- [Aim of the exercise]: Could you repeat every line of the data below, unchanged and in the same order?

- [Provided data]:
----------

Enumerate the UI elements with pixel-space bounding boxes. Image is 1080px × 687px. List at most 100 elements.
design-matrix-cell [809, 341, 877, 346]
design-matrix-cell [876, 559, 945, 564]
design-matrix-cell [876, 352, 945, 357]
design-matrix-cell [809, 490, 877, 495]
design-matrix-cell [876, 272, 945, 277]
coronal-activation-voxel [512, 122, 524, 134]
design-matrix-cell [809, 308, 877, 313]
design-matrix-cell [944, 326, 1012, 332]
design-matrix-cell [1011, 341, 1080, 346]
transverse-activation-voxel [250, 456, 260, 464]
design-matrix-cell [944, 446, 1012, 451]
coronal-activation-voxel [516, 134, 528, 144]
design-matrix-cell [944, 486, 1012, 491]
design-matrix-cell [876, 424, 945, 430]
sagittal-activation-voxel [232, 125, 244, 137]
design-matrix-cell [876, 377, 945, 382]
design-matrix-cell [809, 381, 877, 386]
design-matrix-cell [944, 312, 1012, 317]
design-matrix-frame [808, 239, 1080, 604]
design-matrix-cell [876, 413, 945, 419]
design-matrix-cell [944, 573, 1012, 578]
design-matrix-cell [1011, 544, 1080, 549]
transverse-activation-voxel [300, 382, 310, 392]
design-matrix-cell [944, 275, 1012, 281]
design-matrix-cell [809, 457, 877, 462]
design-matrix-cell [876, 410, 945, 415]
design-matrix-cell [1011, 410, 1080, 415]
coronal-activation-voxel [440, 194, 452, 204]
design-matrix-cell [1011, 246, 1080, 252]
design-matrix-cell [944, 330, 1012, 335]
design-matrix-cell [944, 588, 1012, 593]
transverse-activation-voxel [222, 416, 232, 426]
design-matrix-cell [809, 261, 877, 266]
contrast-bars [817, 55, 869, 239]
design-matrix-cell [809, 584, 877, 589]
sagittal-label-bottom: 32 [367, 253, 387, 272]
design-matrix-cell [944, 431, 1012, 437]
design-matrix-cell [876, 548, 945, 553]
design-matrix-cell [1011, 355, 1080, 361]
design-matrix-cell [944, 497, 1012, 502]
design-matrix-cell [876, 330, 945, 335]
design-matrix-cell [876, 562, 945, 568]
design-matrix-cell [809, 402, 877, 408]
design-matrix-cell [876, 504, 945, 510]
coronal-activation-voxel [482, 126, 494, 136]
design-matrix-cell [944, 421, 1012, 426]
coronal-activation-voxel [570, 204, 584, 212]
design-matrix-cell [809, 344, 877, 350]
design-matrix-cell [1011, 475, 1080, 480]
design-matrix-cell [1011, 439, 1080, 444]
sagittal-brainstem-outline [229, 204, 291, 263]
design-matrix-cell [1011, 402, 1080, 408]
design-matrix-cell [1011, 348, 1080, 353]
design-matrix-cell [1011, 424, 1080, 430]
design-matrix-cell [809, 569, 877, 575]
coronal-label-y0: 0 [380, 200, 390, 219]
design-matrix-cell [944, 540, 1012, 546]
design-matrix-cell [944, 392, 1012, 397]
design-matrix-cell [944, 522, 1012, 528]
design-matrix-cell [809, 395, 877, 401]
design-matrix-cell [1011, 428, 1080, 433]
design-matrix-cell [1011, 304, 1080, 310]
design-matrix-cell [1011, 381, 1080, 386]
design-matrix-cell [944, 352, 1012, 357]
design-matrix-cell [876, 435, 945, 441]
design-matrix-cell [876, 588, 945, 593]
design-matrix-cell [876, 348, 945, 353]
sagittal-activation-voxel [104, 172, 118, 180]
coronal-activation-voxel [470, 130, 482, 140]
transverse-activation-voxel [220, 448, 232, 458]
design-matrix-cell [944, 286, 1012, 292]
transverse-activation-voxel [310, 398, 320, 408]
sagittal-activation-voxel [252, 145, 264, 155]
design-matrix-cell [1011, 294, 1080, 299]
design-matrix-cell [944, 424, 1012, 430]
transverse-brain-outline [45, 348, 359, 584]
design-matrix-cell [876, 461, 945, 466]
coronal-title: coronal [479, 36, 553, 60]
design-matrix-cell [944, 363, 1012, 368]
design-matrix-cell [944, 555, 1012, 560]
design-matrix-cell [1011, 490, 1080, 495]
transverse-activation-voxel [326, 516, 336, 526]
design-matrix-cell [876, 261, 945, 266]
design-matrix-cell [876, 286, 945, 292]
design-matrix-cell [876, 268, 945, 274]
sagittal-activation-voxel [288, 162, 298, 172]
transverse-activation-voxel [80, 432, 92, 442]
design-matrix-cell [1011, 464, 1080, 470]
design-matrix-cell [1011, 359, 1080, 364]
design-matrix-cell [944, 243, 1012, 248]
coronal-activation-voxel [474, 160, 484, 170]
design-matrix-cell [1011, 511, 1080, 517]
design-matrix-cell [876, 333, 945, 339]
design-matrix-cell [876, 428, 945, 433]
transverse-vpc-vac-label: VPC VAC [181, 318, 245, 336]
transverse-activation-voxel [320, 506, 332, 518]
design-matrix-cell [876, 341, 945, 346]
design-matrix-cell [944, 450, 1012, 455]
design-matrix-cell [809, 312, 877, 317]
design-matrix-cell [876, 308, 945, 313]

----------

- [Task response]:
Enumerate the UI elements with pixel-space bounding boxes. Image is 1080px × 687px. List at most 100 elements.
design-matrix-cell [809, 341, 877, 346]
design-matrix-cell [876, 559, 945, 564]
design-matrix-cell [876, 352, 945, 357]
design-matrix-cell [809, 490, 877, 495]
design-matrix-cell [876, 272, 945, 277]
coronal-activation-voxel [512, 122, 524, 134]
design-matrix-cell [809, 308, 877, 313]
design-matrix-cell [944, 326, 1012, 332]
design-matrix-cell [1011, 341, 1080, 346]
transverse-activation-voxel [250, 456, 260, 464]
design-matrix-cell [944, 446, 1012, 451]
coronal-activation-voxel [516, 134, 528, 144]
design-matrix-cell [944, 486, 1012, 491]
design-matrix-cell [876, 424, 945, 430]
sagittal-activation-voxel [232, 125, 244, 137]
design-matrix-cell [876, 377, 945, 382]
design-matrix-cell [809, 381, 877, 386]
design-matrix-cell [944, 312, 1012, 317]
design-matrix-frame [808, 239, 1080, 604]
design-matrix-cell [876, 413, 945, 419]
design-matrix-cell [944, 573, 1012, 578]
design-matrix-cell [1011, 544, 1080, 549]
transverse-activation-voxel [300, 382, 310, 392]
design-matrix-cell [944, 275, 1012, 281]
design-matrix-cell [809, 457, 877, 462]
design-matrix-cell [876, 410, 945, 415]
design-matrix-cell [1011, 410, 1080, 415]
coronal-activation-voxel [440, 194, 452, 204]
design-matrix-cell [1011, 246, 1080, 252]
design-matrix-cell [944, 330, 1012, 335]
design-matrix-cell [944, 588, 1012, 593]
transverse-activation-voxel [222, 416, 232, 426]
design-matrix-cell [809, 261, 877, 266]
contrast-bars [817, 55, 869, 239]
design-matrix-cell [809, 584, 877, 589]
sagittal-label-bottom: 32 [367, 253, 387, 272]
design-matrix-cell [944, 431, 1012, 437]
design-matrix-cell [876, 548, 945, 553]
design-matrix-cell [1011, 355, 1080, 361]
design-matrix-cell [944, 497, 1012, 502]
design-matrix-cell [876, 330, 945, 335]
design-matrix-cell [876, 562, 945, 568]
design-matrix-cell [809, 402, 877, 408]
design-matrix-cell [876, 504, 945, 510]
coronal-activation-voxel [482, 126, 494, 136]
design-matrix-cell [944, 421, 1012, 426]
coronal-activation-voxel [570, 204, 584, 212]
design-matrix-cell [809, 344, 877, 350]
design-matrix-cell [1011, 475, 1080, 480]
design-matrix-cell [1011, 439, 1080, 444]
sagittal-brainstem-outline [229, 204, 291, 263]
design-matrix-cell [1011, 402, 1080, 408]
design-matrix-cell [1011, 348, 1080, 353]
design-matrix-cell [1011, 424, 1080, 430]
design-matrix-cell [809, 569, 877, 575]
coronal-label-y0: 0 [380, 200, 390, 219]
design-matrix-cell [944, 540, 1012, 546]
design-matrix-cell [944, 392, 1012, 397]
design-matrix-cell [944, 522, 1012, 528]
design-matrix-cell [809, 395, 877, 401]
design-matrix-cell [1011, 428, 1080, 433]
design-matrix-cell [1011, 304, 1080, 310]
design-matrix-cell [1011, 381, 1080, 386]
design-matrix-cell [944, 352, 1012, 357]
design-matrix-cell [876, 435, 945, 441]
design-matrix-cell [876, 588, 945, 593]
design-matrix-cell [876, 348, 945, 353]
sagittal-activation-voxel [104, 172, 118, 180]
coronal-activation-voxel [470, 130, 482, 140]
transverse-activation-voxel [220, 448, 232, 458]
design-matrix-cell [944, 286, 1012, 292]
transverse-activation-voxel [310, 398, 320, 408]
sagittal-activation-voxel [252, 145, 264, 155]
design-matrix-cell [1011, 294, 1080, 299]
design-matrix-cell [944, 424, 1012, 430]
transverse-brain-outline [45, 348, 359, 584]
design-matrix-cell [876, 461, 945, 466]
coronal-title: coronal [479, 36, 553, 60]
design-matrix-cell [944, 363, 1012, 368]
design-matrix-cell [944, 555, 1012, 560]
design-matrix-cell [1011, 490, 1080, 495]
transverse-activation-voxel [326, 516, 336, 526]
design-matrix-cell [876, 261, 945, 266]
design-matrix-cell [876, 286, 945, 292]
design-matrix-cell [876, 268, 945, 274]
sagittal-activation-voxel [288, 162, 298, 172]
transverse-activation-voxel [80, 432, 92, 442]
design-matrix-cell [1011, 464, 1080, 470]
design-matrix-cell [1011, 359, 1080, 364]
design-matrix-cell [944, 243, 1012, 248]
coronal-activation-voxel [474, 160, 484, 170]
design-matrix-cell [1011, 511, 1080, 517]
design-matrix-cell [876, 333, 945, 339]
design-matrix-cell [876, 428, 945, 433]
transverse-vpc-vac-label: VPC VAC [181, 318, 245, 336]
transverse-activation-voxel [320, 506, 332, 518]
design-matrix-cell [876, 341, 945, 346]
design-matrix-cell [944, 450, 1012, 455]
design-matrix-cell [809, 312, 877, 317]
design-matrix-cell [876, 308, 945, 313]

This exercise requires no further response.